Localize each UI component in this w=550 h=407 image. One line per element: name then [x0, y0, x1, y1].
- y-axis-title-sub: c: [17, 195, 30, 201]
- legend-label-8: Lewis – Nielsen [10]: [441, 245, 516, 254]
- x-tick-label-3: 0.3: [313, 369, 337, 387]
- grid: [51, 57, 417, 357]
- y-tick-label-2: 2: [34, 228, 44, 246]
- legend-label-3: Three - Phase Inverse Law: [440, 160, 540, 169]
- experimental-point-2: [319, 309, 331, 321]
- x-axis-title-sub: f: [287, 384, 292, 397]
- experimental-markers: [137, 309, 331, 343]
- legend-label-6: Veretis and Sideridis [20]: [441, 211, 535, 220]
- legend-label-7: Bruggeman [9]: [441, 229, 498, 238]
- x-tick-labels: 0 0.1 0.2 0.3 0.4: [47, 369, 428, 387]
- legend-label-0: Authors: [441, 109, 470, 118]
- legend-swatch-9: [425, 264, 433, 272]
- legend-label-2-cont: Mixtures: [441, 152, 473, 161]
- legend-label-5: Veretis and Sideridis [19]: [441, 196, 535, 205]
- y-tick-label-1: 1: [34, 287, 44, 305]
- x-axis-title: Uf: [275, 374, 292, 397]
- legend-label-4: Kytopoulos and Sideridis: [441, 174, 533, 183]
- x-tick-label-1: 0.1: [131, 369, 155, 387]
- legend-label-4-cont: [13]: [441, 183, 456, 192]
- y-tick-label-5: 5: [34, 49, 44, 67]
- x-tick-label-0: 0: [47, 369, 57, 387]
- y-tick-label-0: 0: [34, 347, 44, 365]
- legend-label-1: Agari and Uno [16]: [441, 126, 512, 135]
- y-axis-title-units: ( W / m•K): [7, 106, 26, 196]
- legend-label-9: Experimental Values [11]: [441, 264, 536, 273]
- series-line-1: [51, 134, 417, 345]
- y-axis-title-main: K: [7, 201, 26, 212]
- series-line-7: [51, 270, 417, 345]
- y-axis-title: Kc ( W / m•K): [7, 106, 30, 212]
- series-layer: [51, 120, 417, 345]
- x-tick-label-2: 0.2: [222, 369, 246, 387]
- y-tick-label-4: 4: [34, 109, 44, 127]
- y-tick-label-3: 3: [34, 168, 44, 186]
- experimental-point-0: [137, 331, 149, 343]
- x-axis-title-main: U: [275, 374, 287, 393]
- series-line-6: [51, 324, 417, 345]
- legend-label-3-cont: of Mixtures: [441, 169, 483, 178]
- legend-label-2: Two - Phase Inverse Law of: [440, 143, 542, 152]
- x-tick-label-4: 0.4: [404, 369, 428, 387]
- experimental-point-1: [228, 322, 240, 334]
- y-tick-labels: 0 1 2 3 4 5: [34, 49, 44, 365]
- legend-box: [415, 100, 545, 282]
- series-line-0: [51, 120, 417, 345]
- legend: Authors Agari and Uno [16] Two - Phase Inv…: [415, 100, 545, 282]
━━━
- [WHAT THE TASK REQUIRES]
Lay out every line of the records as a JSON list of strings, with one string per line and blank lines omitted.

- [RESULT FOR THIS EXERCISE]
[
  "Localize each UI component in this w=550 h=407 image. One line per element: name then [x0, y0, x1, y1].",
  "- y-axis-title-sub: c: [17, 195, 30, 201]",
  "- legend-label-8: Lewis – Nielsen [10]: [441, 245, 516, 254]",
  "- x-tick-label-3: 0.3: [313, 369, 337, 387]",
  "- grid: [51, 57, 417, 357]",
  "- y-tick-label-2: 2: [34, 228, 44, 246]",
  "- legend-label-3: Three - Phase Inverse Law: [440, 160, 540, 169]",
  "- experimental-point-2: [319, 309, 331, 321]",
  "- x-axis-title-sub: f: [287, 384, 292, 397]",
  "- experimental-markers: [137, 309, 331, 343]",
  "- legend-label-6: Veretis and Sideridis [20]: [441, 211, 535, 220]",
  "- legend-label-7: Bruggeman [9]: [441, 229, 498, 238]",
  "- x-tick-labels: 0 0.1 0.2 0.3 0.4: [47, 369, 428, 387]",
  "- legend-label-0: Authors: [441, 109, 470, 118]",
  "- legend-swatch-9: [425, 264, 433, 272]",
  "- legend-label-2-cont: Mixtures: [441, 152, 473, 161]",
  "- legend-label-5: Veretis and Sideridis [19]: [441, 196, 535, 205]",
  "- y-tick-label-1: 1: [34, 287, 44, 305]",
  "- x-axis-title: Uf: [275, 374, 292, 397]",
  "- legend-label-4: Kytopoulos and Sideridis: [441, 174, 533, 183]",
  "- x-tick-label-1: 0.1: [131, 369, 155, 387]",
  "- legend-label-4-cont: [13]: [441, 183, 456, 192]",
  "- y-tick-label-5: 5: [34, 49, 44, 67]",
  "- x-tick-label-0: 0: [47, 369, 57, 387]",
  "- y-tick-label-0: 0: [34, 347, 44, 365]",
  "- legend-label-1: Agari and Uno [16]: [441, 126, 512, 135]",
  "- y-axis-title-units: ( W / m•K): [7, 106, 26, 196]",
  "- legend-label-9: Experimental Values [11]: [441, 264, 536, 273]",
  "- series-line-1: [51, 134, 417, 345]",
  "- y-axis-title-main: K: [7, 201, 26, 212]",
  "- series-line-7: [51, 270, 417, 345]",
  "- y-axis-title: Kc ( W / m•K): [7, 106, 30, 212]",
  "- series-layer: [51, 120, 417, 345]",
  "- x-tick-label-2: 0.2: [222, 369, 246, 387]",
  "- y-tick-label-4: 4: [34, 109, 44, 127]",
  "- y-tick-label-3: 3: [34, 168, 44, 186]",
  "- experimental-point-0: [137, 331, 149, 343]",
  "- x-axis-title-main: U: [275, 374, 287, 393]",
  "- series-line-6: [51, 324, 417, 345]",
  "- legend-label-3-cont: of Mixtures: [441, 169, 483, 178]",
  "- legend-label-2: Two - Phase Inverse Law of: [440, 143, 542, 152]",
  "- x-tick-label-4: 0.4: [404, 369, 428, 387]",
  "- experimental-point-1: [228, 322, 240, 334]",
  "- y-tick-labels: 0 1 2 3 4 5: [34, 49, 44, 365]",
  "- legend-box: [415, 100, 545, 282]",
  "- series-line-0: [51, 120, 417, 345]",
  "- legend: Authors Agari and Uno [16] Two - Phase Inv…: [415, 100, 545, 282]"
]